What this task involves
Copy each line that has the string "ylabel" somewhere in it.

— Start Material for this task —

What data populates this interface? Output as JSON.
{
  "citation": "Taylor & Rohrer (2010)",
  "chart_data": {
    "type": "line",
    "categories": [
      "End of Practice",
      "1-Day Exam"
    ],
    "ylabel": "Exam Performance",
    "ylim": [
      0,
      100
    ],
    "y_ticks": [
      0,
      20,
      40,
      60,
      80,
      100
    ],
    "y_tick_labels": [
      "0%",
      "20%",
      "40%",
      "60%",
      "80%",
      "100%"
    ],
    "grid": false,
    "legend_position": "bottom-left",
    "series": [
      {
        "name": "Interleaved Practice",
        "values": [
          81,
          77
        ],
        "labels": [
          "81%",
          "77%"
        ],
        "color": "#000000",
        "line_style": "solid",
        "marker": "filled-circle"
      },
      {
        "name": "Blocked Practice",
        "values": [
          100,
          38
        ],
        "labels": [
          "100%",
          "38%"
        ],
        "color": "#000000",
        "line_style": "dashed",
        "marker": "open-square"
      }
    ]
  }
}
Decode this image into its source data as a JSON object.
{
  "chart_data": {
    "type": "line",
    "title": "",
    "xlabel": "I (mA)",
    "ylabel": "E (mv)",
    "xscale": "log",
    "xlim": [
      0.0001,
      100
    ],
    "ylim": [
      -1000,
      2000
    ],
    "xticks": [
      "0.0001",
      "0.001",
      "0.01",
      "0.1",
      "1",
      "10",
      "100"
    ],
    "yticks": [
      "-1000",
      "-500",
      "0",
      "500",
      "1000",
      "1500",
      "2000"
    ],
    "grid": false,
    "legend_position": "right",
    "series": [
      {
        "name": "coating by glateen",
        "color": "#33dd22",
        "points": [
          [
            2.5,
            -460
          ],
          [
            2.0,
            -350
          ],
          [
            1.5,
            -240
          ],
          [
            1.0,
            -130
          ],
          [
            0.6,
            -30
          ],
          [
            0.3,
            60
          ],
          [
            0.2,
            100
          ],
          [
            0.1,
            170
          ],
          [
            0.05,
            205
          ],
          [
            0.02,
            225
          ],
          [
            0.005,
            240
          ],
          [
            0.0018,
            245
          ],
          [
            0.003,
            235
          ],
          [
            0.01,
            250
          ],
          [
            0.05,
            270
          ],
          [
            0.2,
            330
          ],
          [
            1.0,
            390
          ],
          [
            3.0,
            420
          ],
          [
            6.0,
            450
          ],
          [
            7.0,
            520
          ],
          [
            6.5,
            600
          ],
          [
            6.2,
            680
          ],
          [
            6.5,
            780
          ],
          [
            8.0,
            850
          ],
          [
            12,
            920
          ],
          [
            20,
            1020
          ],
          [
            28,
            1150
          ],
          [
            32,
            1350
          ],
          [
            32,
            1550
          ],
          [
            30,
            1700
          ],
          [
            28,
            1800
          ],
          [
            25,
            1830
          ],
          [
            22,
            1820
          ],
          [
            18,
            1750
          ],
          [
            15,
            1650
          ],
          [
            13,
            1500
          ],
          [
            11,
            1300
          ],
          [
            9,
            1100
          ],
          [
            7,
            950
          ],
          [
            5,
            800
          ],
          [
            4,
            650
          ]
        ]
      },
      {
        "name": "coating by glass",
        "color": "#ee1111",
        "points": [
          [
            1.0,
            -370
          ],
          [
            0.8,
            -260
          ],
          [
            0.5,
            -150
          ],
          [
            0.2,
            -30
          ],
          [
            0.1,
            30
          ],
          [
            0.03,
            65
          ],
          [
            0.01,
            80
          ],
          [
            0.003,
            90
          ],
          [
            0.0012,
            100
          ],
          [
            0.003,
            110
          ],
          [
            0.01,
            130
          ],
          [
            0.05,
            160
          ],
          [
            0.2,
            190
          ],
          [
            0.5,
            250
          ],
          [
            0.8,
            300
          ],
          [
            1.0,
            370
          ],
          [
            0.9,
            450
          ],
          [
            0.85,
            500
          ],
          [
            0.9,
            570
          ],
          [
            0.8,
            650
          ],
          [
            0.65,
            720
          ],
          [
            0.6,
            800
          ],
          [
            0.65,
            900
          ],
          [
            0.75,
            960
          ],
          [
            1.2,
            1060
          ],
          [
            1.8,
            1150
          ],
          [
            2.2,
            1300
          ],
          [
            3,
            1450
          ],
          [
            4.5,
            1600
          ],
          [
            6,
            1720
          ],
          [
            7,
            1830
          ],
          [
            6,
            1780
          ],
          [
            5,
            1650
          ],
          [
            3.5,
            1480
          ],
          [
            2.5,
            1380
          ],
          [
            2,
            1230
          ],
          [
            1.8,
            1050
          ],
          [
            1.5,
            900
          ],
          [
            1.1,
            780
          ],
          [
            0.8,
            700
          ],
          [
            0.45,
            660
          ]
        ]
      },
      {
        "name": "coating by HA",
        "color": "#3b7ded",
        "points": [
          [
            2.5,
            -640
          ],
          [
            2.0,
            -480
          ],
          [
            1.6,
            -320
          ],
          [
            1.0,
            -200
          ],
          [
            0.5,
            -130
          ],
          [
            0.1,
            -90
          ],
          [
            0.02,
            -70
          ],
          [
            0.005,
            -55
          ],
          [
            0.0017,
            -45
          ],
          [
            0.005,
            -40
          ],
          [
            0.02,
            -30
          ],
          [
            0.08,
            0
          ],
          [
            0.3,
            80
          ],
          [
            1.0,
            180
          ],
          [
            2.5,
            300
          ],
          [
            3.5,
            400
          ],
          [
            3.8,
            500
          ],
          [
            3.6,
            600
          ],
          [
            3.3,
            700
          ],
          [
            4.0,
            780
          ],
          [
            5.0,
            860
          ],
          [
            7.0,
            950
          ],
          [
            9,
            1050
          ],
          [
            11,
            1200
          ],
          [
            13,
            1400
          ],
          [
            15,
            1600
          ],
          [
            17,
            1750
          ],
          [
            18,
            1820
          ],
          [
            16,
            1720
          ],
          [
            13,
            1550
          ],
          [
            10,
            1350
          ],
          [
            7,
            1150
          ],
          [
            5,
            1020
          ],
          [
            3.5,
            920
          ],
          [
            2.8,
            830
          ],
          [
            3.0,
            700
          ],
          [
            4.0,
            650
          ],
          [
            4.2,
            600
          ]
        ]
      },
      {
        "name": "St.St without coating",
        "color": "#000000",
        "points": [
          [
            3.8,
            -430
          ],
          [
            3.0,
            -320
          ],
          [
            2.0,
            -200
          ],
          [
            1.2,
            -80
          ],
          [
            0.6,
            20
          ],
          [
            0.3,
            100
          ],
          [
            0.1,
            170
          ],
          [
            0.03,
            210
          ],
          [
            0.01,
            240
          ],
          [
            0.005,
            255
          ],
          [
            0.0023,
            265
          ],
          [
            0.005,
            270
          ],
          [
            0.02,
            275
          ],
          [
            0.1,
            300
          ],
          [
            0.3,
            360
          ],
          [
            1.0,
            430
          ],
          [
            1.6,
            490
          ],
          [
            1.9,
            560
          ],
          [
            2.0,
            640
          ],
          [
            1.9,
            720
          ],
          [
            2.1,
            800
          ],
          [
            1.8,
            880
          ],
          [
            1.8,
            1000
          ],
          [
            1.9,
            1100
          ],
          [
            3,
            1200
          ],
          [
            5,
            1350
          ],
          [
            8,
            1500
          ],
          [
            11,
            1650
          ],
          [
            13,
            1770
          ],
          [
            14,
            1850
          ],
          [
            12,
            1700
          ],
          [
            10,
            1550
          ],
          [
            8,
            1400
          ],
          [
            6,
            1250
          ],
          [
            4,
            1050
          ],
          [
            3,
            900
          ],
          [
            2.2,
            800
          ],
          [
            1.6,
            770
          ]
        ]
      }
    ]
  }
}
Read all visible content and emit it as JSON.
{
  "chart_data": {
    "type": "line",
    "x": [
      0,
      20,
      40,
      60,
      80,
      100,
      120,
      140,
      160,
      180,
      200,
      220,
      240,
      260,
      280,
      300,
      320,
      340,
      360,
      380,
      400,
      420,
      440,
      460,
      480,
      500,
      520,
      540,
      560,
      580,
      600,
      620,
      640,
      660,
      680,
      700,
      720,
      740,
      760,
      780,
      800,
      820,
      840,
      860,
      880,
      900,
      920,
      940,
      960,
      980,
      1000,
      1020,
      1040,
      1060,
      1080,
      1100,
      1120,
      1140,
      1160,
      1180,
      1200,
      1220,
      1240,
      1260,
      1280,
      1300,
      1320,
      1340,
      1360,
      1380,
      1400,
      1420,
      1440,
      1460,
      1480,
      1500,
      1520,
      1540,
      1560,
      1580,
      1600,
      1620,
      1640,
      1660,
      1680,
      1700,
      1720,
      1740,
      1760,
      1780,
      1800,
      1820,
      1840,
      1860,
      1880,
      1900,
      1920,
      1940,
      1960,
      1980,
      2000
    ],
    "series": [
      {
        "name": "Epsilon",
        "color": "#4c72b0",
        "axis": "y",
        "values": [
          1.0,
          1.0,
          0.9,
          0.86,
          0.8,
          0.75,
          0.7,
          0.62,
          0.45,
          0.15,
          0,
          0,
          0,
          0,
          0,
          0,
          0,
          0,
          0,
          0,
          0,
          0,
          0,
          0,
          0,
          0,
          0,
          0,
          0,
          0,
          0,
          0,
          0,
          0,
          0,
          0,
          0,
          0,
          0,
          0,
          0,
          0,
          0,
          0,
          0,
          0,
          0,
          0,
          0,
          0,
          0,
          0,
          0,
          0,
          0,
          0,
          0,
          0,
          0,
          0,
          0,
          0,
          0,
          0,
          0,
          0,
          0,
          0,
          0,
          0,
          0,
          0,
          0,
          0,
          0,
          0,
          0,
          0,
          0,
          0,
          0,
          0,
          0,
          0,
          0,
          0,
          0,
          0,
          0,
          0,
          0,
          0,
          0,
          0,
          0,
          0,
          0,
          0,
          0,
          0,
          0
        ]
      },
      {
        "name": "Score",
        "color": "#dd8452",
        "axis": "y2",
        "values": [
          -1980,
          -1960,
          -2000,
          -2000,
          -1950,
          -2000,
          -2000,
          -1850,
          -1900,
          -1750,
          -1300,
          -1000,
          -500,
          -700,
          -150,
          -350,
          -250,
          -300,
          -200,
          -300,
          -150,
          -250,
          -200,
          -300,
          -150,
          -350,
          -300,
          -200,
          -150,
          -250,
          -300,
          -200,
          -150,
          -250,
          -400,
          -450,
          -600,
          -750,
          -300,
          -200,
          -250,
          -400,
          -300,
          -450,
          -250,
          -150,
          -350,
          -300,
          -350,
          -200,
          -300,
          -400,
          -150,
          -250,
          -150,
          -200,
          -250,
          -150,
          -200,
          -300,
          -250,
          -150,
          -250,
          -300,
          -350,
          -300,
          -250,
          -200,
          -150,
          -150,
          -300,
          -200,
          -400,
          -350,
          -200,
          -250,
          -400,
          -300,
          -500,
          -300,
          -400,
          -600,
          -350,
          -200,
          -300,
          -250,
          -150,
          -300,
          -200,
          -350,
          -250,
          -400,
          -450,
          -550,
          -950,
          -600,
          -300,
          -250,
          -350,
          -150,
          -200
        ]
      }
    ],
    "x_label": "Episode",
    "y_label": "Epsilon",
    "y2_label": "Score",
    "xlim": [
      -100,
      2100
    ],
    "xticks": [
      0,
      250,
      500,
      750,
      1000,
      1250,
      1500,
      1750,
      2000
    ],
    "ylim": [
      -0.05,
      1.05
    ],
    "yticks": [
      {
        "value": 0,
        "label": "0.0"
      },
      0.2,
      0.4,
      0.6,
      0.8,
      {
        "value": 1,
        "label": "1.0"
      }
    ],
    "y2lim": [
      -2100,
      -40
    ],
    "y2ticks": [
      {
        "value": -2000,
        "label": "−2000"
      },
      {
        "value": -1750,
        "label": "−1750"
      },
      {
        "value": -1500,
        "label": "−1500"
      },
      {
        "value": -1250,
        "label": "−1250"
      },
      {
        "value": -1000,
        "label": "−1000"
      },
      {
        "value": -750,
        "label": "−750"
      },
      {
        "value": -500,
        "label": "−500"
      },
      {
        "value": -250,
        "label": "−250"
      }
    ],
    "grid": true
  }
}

— End Material for this task —

Result for this task
    "ylabel": "Exam Performance",
    "ylabel": "E (mv)",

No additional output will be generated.